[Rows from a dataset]
....................
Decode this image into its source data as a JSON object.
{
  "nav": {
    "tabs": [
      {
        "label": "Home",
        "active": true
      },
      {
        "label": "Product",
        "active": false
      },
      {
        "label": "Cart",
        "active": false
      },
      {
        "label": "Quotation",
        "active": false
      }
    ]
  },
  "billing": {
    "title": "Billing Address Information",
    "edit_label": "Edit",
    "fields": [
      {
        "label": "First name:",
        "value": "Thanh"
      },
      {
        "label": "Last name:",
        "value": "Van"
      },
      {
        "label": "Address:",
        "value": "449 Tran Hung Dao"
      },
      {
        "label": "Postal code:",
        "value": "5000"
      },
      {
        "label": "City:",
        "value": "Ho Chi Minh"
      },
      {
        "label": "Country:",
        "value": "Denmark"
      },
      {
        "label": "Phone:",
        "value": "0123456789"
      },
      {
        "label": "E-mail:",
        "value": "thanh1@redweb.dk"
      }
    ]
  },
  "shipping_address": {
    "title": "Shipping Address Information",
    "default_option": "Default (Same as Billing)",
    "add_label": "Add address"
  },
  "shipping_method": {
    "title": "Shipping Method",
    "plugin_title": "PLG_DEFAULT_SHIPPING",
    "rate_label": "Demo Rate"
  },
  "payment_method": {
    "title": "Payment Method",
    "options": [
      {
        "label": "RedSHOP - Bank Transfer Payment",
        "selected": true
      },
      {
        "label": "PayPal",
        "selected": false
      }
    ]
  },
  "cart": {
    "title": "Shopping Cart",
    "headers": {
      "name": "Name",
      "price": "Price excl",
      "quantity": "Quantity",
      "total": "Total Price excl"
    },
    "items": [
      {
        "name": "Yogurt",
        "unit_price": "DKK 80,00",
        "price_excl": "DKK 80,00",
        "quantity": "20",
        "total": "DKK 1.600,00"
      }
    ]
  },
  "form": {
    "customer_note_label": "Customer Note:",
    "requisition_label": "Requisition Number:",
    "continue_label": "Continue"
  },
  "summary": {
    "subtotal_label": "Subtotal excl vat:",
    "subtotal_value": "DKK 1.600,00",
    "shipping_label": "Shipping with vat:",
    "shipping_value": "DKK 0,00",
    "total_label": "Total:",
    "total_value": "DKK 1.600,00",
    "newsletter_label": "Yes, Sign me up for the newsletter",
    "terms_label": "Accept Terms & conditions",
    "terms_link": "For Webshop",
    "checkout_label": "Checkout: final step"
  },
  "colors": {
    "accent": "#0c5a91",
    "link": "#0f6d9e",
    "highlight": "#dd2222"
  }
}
....................
## GIVEN INSTRUCTION
Find every line in the records above that holds the word "Information", and copy each one.

## RIGHT ANSWER
    "title": "Billing Address Information",
    "title": "Shipping Address Information",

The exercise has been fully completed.